This is the legacy notion of an imprint, effectively a hodge-podge of anything and everything that did not fit as a MasterPublisher. These are linked at the series level, and will be retained only until they can be migrated to the other fields, after which they will be dropped from the application. Something is an imprint if its parent field is not NULL (relationships between new publisher entries do not use the parent field).

PublishingCompany

An actual corporate entity of some sort involved in publication. These are linked at the issue level and defined as having is_company = 1.

Brand

A marketing brand involving a particular logo or set of closely related logos. These are linked at the issue level and defined as having is_brand = 1.

The Publisher Table

core_publisher
Column Type Description Usage Notes
Core publisher data fields:
id int(11) auto_increment DB-generated primary key.
name varchar(255) NOT NULL Name of the publishing entity. Different for each type. Master publishers use names chosen for easy recognition. Brand names are based on the logos that denote them. Publishing company names should be exactly as found in the indicia that reference them (minor variations, such as "Co." vs "Company" may be harmonized). Imprints have arbitrarily complicated garbage for names that mash together all of the above. Don't even try to figure it out.
country_id foreign key to core_country The country from which the publisher operates.
year_began int(11) Year (by cover date) of first publication.
year_ended int(11) Year (by cover date) of last publication, if any.
url varchar(255) The URL for the publisher's website. Should be a complete URL, including the protocol (i.e. "http://")
notes longtext Space for arbitrary notes.
Type flags. A row may have more than one set to true.
is_master tinyint(1) Defines which rows appear in the MasterPublisher proxy model.
is_company tinyint(1) Defines which rows appear in the PublishingCompany proxy model.
is_brand tinyint(1) Defines which rows appear in the Brand proxy model.
Change tracking fields:
created date Row creation date.
modified date Last modified date.


Series (core_series)

core_series_name
Column Type Description Usage Notes
id int(11) auto_increment DB-generated primary key.

(LISTING)
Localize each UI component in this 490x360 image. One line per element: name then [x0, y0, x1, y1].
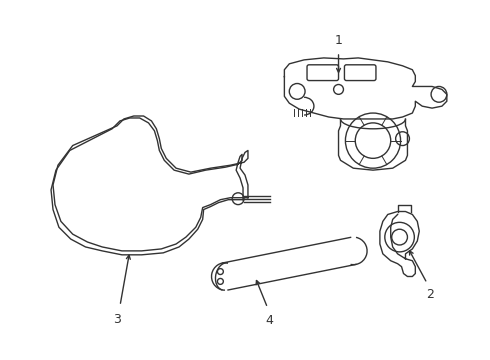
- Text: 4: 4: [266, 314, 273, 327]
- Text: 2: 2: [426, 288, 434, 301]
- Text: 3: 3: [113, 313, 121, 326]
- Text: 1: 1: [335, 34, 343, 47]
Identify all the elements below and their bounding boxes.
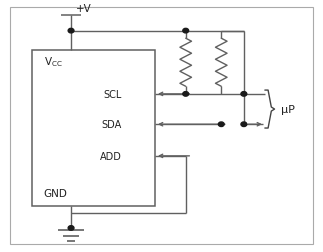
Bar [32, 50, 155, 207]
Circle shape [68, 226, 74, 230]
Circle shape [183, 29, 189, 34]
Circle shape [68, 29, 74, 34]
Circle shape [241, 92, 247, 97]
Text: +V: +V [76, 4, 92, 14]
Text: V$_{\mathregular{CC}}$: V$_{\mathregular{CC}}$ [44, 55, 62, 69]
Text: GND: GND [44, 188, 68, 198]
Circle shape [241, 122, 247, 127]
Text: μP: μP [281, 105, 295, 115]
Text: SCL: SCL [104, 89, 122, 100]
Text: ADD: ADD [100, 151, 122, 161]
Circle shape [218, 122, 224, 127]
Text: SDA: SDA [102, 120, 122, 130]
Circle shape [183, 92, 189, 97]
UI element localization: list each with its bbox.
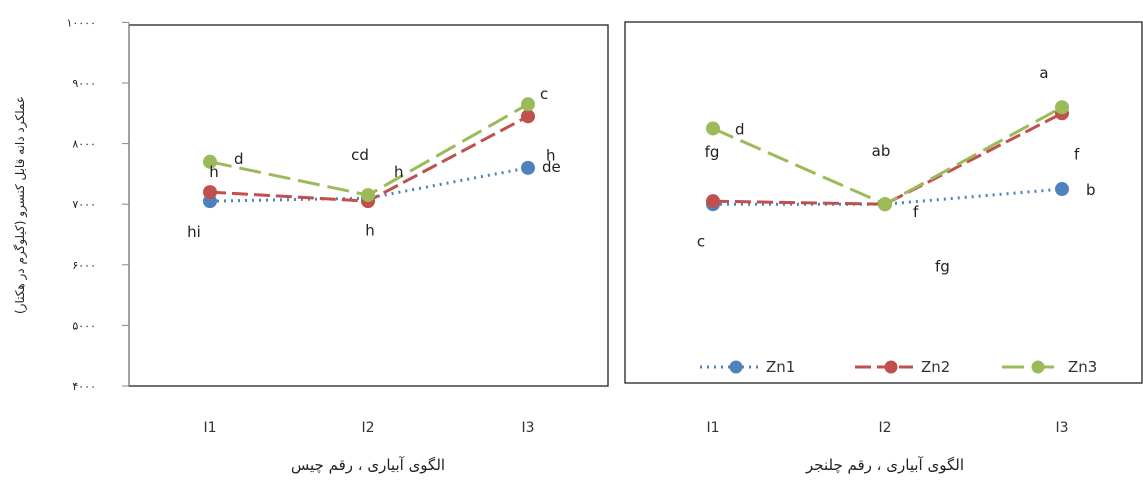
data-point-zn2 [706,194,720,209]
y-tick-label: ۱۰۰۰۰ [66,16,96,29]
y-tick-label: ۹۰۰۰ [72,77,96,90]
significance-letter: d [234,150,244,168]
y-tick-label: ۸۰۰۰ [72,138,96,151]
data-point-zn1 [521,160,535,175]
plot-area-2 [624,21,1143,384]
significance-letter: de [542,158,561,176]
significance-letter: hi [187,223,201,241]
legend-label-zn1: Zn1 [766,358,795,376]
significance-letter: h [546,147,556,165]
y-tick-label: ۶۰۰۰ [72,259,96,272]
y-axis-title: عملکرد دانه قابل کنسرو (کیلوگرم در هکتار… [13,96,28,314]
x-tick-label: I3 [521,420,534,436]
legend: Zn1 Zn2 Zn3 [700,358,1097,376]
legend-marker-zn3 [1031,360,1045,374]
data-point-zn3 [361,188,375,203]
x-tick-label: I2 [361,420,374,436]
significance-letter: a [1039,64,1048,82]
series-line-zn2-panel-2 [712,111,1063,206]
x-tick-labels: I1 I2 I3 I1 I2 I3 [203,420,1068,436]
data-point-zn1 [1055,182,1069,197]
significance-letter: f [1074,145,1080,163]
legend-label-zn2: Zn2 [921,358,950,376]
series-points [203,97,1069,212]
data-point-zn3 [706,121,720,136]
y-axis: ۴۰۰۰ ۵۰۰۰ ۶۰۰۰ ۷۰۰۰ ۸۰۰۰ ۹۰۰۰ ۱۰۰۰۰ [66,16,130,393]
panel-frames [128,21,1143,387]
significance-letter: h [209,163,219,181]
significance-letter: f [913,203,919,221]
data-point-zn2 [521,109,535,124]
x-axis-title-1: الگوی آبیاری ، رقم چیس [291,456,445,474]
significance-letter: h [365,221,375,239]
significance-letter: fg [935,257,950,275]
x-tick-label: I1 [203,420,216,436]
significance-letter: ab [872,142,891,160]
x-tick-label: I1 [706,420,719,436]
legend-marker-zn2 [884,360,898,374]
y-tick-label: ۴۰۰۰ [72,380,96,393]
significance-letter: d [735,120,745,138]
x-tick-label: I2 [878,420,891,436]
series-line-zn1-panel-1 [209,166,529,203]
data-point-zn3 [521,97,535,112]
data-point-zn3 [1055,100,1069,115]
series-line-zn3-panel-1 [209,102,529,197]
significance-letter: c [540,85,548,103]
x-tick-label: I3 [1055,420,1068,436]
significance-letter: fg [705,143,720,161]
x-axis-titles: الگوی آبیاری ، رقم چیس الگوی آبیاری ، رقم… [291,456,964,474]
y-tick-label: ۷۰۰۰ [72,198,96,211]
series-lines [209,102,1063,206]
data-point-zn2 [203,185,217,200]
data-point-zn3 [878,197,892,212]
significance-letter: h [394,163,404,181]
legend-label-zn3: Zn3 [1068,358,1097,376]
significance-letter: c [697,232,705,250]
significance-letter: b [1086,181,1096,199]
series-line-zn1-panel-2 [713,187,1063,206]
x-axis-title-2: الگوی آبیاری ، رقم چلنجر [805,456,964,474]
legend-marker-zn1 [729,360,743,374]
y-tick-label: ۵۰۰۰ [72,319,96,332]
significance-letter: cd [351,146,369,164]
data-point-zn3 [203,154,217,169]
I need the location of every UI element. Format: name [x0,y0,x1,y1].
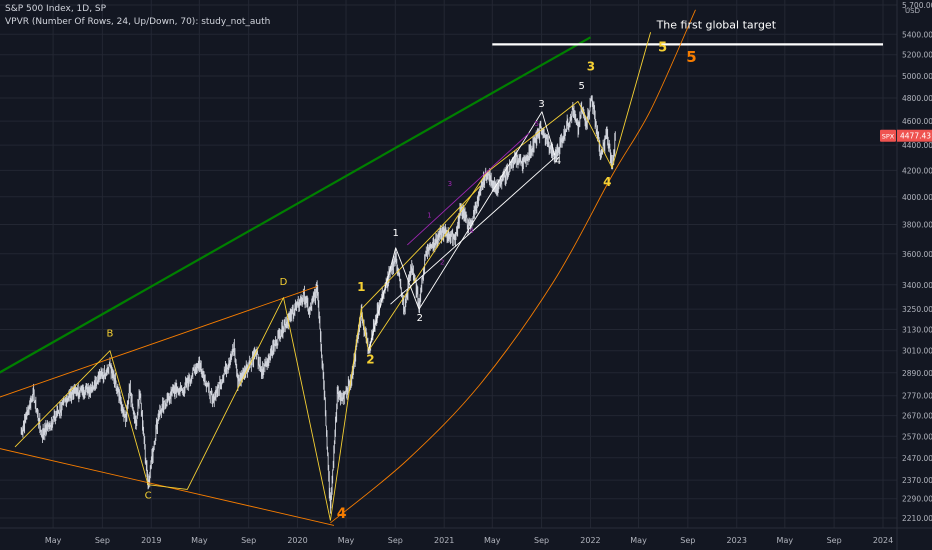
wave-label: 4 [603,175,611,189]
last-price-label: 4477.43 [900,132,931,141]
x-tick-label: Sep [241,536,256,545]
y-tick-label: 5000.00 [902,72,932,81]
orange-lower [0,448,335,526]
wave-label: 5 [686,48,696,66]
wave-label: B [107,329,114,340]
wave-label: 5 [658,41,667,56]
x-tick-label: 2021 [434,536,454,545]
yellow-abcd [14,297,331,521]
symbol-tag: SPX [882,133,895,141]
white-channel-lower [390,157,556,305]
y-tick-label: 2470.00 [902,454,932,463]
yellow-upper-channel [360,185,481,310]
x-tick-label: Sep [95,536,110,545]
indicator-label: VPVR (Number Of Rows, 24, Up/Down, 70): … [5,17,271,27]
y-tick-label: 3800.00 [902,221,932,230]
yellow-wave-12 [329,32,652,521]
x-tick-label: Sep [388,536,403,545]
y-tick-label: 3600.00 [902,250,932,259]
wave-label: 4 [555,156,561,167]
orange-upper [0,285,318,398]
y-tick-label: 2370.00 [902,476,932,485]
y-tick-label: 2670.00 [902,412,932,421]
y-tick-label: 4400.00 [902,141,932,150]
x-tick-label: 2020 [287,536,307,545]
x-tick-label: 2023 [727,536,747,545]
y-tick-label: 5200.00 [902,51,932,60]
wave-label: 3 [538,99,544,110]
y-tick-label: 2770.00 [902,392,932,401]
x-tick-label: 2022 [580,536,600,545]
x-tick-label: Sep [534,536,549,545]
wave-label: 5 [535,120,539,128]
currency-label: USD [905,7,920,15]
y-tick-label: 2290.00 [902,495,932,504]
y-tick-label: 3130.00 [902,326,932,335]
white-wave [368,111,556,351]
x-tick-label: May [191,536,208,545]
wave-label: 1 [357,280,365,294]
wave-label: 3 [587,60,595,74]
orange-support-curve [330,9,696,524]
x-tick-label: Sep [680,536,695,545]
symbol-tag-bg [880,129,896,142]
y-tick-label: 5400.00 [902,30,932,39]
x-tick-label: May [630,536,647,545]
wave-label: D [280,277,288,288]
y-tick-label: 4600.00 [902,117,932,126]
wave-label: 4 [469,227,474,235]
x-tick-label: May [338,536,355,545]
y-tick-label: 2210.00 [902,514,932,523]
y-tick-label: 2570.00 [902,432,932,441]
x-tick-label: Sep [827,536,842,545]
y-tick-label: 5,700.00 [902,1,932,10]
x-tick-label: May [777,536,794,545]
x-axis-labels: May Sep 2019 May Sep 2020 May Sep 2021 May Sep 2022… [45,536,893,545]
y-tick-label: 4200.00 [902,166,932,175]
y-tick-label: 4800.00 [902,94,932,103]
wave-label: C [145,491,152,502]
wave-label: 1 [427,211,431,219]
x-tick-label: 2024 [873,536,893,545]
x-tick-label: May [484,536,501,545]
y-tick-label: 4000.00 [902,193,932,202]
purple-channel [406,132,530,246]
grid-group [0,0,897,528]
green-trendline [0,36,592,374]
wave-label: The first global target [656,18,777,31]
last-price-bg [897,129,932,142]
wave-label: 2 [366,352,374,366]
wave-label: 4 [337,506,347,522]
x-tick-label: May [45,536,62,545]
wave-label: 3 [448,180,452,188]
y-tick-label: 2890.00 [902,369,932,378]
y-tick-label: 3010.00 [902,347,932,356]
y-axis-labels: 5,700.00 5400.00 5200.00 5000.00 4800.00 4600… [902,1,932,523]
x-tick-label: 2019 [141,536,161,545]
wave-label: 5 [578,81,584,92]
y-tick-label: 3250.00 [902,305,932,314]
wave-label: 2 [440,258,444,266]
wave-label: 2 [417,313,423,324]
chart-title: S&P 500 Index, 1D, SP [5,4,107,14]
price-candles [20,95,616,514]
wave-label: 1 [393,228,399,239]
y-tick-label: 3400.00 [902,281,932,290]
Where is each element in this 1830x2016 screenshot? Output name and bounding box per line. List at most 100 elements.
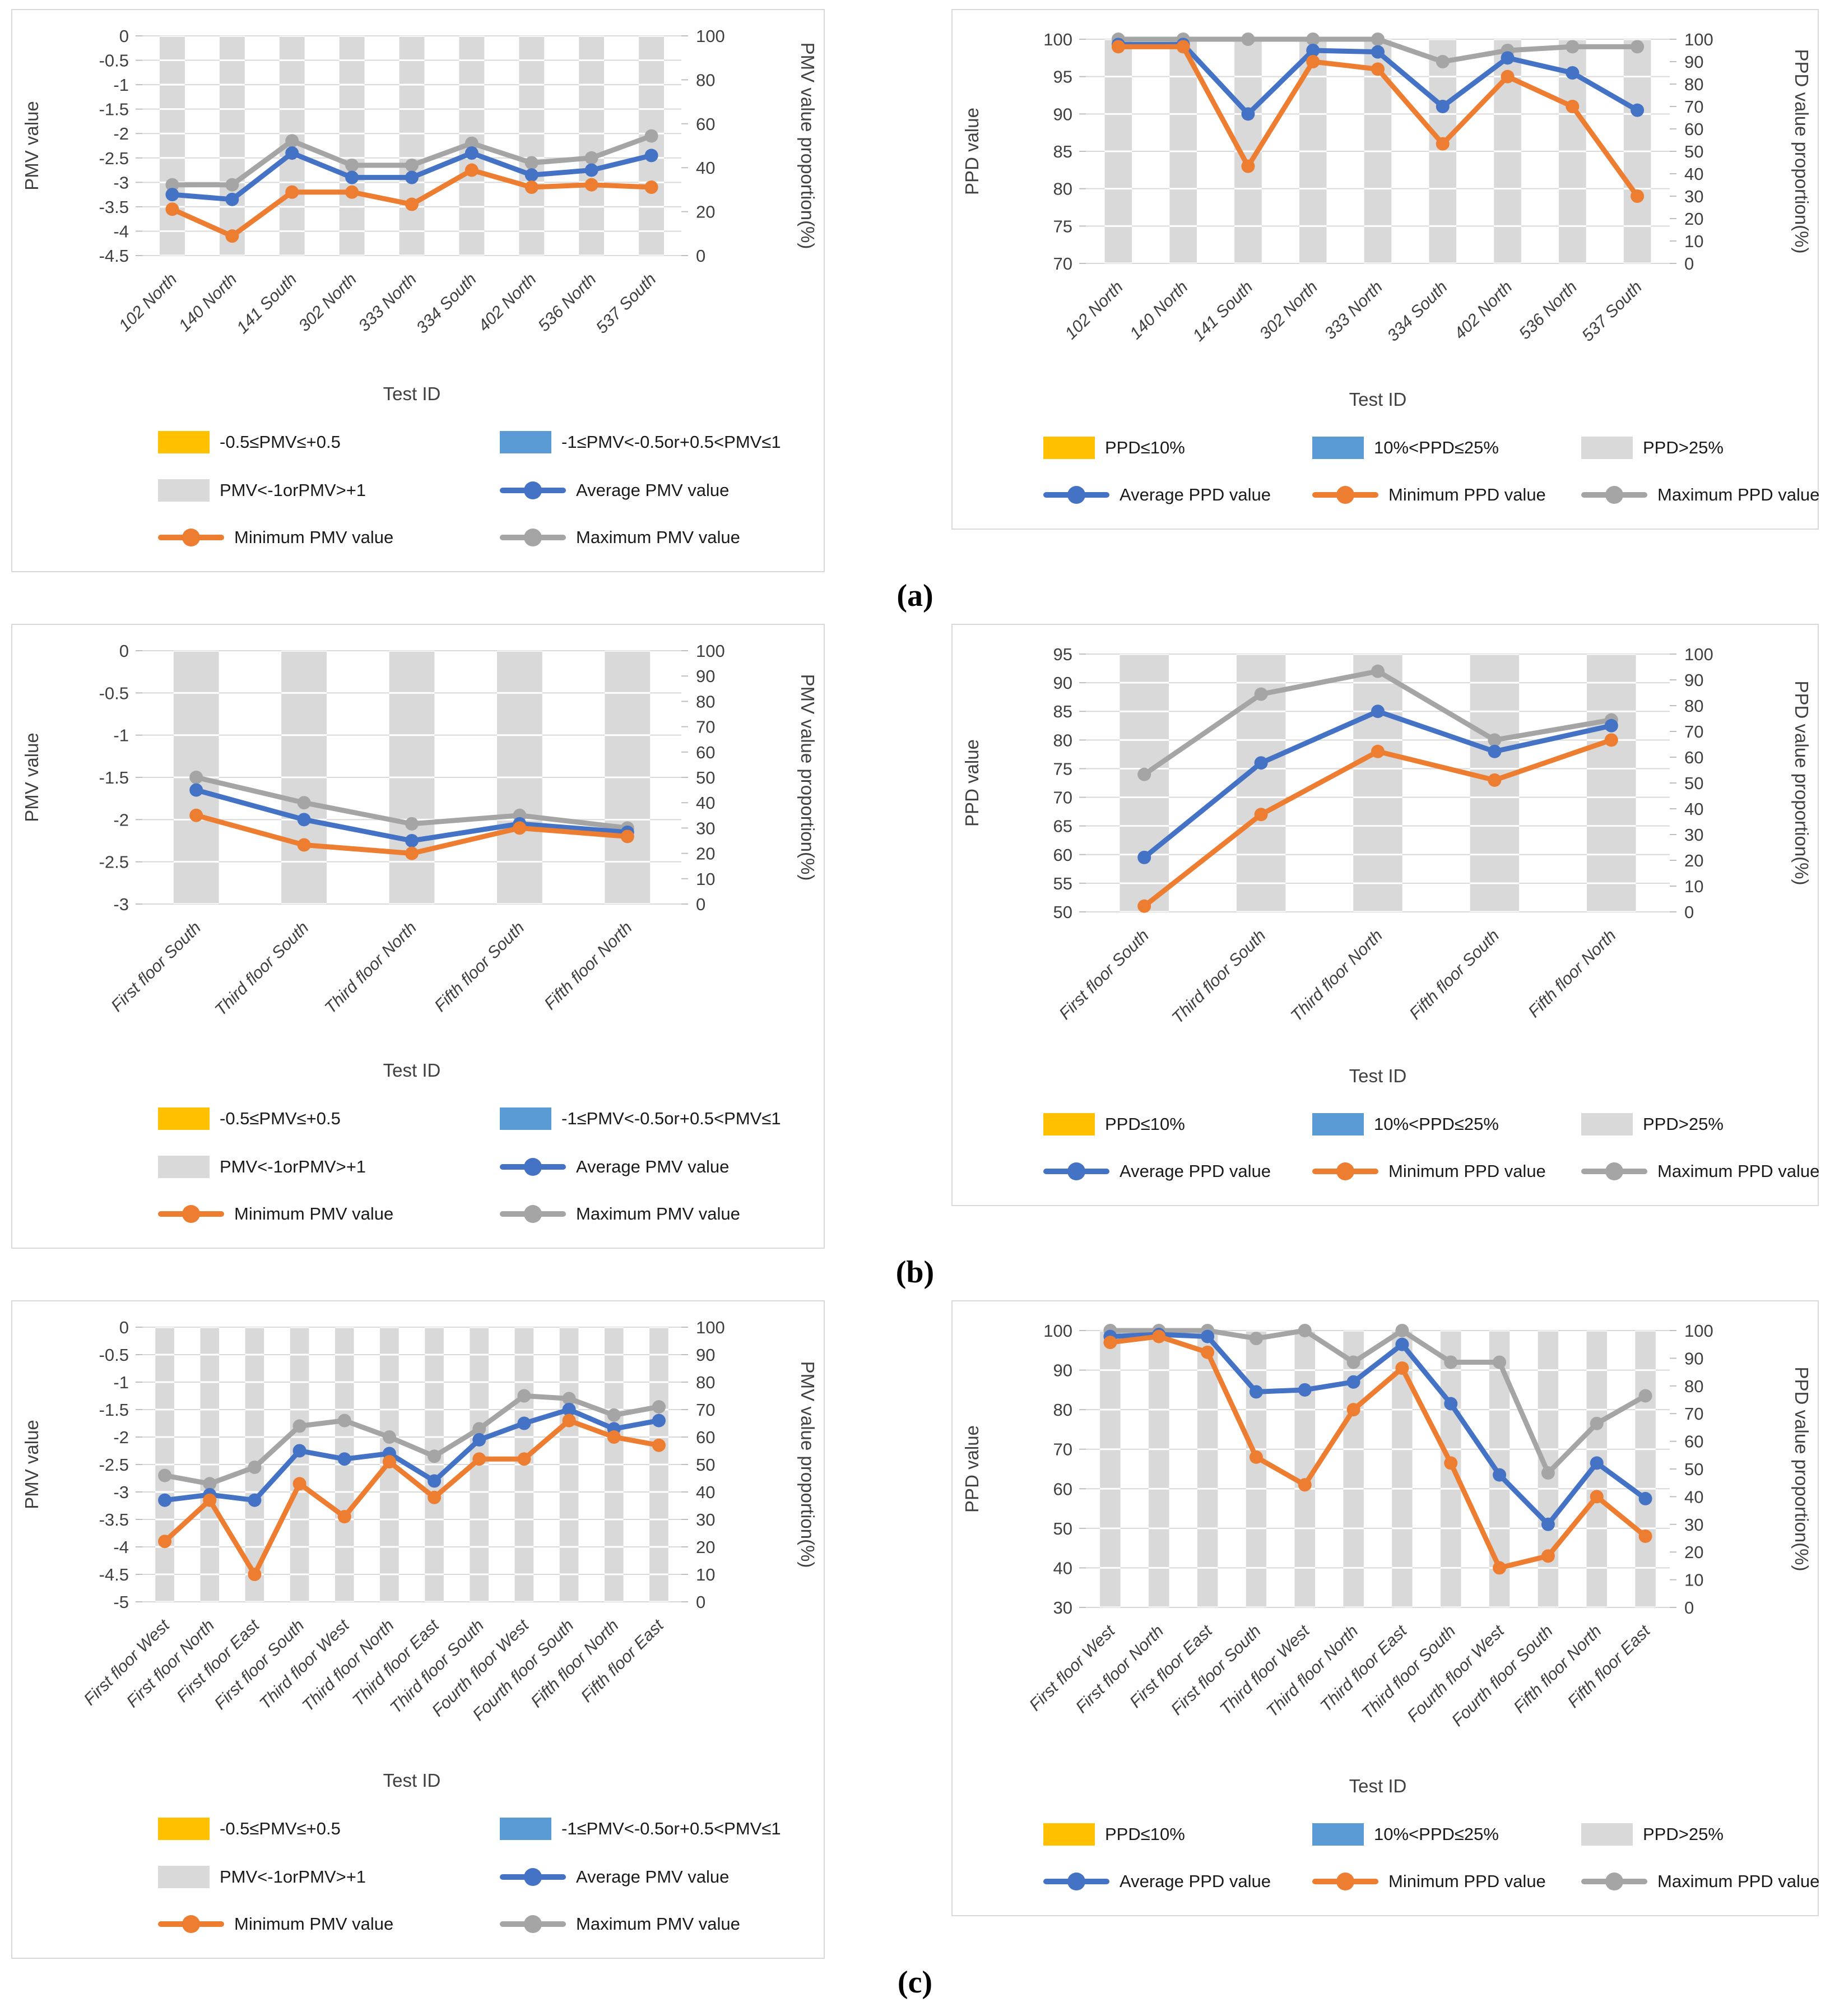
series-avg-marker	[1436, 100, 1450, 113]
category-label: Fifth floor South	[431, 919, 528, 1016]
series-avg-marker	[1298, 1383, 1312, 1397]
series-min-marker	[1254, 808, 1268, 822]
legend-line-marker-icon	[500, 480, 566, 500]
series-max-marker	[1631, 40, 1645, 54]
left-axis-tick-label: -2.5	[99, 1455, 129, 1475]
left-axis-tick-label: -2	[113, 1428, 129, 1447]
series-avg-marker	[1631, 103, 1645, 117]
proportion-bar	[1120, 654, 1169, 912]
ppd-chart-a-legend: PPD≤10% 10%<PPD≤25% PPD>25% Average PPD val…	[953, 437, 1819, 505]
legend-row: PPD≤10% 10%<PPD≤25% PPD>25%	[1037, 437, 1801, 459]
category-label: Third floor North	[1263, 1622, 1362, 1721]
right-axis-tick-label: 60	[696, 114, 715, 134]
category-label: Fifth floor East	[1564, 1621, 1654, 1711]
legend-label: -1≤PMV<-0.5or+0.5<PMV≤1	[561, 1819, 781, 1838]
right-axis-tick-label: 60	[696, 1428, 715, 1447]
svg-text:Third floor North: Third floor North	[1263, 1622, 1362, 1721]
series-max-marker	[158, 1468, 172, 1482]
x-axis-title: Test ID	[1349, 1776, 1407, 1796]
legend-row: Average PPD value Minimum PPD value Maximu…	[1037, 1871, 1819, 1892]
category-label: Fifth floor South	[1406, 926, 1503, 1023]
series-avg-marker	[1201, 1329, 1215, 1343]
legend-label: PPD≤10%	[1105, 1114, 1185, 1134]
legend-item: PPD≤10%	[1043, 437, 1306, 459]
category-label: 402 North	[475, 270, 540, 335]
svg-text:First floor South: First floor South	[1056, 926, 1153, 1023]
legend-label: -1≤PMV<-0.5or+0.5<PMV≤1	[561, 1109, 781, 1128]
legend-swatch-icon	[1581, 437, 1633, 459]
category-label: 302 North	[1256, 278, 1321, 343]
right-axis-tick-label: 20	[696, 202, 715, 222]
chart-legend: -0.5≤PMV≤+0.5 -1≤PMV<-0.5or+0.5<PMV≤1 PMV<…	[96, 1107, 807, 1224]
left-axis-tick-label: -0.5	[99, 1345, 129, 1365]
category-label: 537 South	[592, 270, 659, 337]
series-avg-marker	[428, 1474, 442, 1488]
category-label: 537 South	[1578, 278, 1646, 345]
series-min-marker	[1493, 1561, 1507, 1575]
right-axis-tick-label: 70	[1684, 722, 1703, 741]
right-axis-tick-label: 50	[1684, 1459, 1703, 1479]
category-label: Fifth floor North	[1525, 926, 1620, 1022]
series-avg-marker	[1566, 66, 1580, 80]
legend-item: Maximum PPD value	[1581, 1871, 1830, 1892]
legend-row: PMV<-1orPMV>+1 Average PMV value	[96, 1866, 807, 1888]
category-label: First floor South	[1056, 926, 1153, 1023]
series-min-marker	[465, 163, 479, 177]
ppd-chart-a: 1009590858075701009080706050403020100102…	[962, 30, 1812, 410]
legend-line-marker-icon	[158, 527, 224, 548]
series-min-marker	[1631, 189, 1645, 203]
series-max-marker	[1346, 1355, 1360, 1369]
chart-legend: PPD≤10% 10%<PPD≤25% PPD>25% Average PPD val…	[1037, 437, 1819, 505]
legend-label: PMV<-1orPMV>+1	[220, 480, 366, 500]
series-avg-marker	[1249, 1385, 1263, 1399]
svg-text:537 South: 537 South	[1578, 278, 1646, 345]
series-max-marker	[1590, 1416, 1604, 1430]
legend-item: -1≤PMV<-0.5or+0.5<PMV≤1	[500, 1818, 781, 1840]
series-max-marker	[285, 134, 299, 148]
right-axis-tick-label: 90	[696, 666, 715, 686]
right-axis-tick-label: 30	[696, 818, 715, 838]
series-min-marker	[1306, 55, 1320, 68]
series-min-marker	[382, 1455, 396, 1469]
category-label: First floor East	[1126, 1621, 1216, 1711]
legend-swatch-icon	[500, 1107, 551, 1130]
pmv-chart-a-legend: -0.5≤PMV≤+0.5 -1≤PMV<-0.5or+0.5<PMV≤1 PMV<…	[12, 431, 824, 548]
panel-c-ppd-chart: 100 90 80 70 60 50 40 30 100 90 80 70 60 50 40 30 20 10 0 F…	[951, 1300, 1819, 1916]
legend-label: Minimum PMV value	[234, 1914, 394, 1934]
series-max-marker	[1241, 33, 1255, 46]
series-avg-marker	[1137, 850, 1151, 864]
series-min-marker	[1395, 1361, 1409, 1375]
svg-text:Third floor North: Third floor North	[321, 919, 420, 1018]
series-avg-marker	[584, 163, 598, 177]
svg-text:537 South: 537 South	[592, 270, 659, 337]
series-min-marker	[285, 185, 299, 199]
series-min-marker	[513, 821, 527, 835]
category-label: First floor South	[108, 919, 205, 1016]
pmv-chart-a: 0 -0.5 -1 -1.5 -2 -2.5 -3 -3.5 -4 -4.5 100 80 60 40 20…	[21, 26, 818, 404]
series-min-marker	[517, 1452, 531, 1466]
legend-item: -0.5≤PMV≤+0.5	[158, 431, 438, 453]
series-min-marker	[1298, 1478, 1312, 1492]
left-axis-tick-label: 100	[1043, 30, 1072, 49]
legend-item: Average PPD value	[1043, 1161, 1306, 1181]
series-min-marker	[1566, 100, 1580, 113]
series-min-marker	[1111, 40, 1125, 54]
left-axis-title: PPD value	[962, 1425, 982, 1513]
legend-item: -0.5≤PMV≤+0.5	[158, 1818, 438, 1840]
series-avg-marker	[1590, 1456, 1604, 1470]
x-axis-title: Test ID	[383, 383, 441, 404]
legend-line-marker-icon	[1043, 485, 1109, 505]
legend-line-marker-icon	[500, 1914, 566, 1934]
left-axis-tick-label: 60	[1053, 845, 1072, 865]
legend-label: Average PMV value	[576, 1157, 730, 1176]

(PROBLEMS AND TASKS)
**A.** List the type flag columns defined in the core_publisher table of the publisher schema description above.
**B.** According to the publisher schema description, at what level are brands linked?
**C.** Continue the publisher schema description from its last line.

(EXERCISE RESULTS)
**A.**
is_master
is_company
is_brand

**B.** At the issue level.

**C.**
name varchar(255) NOT NULL A name used for a series. The name may come from the cover, the indicia, common usage or any other source.
core_series
Column Type Description Usage Notes
Core series data fields:
id int(11) auto_increment DB-generated primary key.
language_id foreign key to core_country The language in which the series is written. Currently there is no facility to record multi-lingual comics.
format varchar(255) legacy format field This field will be retained only until its contents have been migrated to the issue and sequence-level format fields. It's contents are a mess of at least five different sorts of data (including size, binding, paper stock, coloration and frequency of publication).
year_began int(11) Year (by cover date) of first publication.
year_ended int(11) Year (by cover date) of last publication, if any.
notes longtext Space for arbitrary notes.
tracking_notes mediumtext Notes about how a given series is continued in or continued from another series. Largely replaced by the core_series_tracking table, after most data is migrated this field will only be used for tracking notes where one end of the relationship is not and cannot be in the database (tracking from a newspaper or web comic, for instance).
has_gallery tinyint(1) True if there's a cover gallery to display for this series.
open_reserve int(11) Integer field. How many issues of this series are open for reservation.
Change tracking fields:
created date Row creation date.
modified date Last modified date.
modification_time time Last modified time.

Issues

Many columns one might expect to find in the issue table are in the table mapping issues to series.

core_issue
DB Column Type Description Usage Notes
id int(11) auto_increment DB-generated primary key.
publication_date varchar(255) Publication date of the issue as given in the indicia, but fully spelled out. Published Date
price varchar(255) Legacy price field. A decimal price followed by the ISO code, i.e. 0.10 USD See Cover Price, but superseded by core_issue_price
story_count int(11) Number of stories linked to this issue.
page_count varchar(10) Page count including covers but not inserts or dust jackets. Should be decimal, but needs migration work.
editing mediumtext Editor for the issue as a whole.
notes mediumtext Notes for the issue.
Change tracking fields:
created date Row creation date.
modified date Last modified date.
modification_time time Last modified time.
core_issue_series
DB Column Type Description Usage Notes
id int(11) auto_increment DB-generated primary key.
volume_label_id foreign key to core_label Name of the field stored as "volume" for the given issue. It may be "volume" or some other term.
volume varchar(255) Volume number from the indicia.
descriptor_label_id foreign key to core_label Name of the field stored as "descriptor" for the given issue. It is most often "issue" but may be something else.
descriptor varchar(255) Issue number or other identifier from the indicia.

Stories

The stories table has a number of unused columns that are duplicates of columns from the series and issues tables (they're known to be unused because in some cases the data does not match, and the versions shown on the Lasso site are the ones in the issue and series tables, not these). They were initially used for caching data to avoid expensive joins in the FileMaker days. Also, sequence 0 (which represents the front cover) is treated specially, with its page count, notes, reprints and editor fields being applied to the whole issue by the current UI implementation.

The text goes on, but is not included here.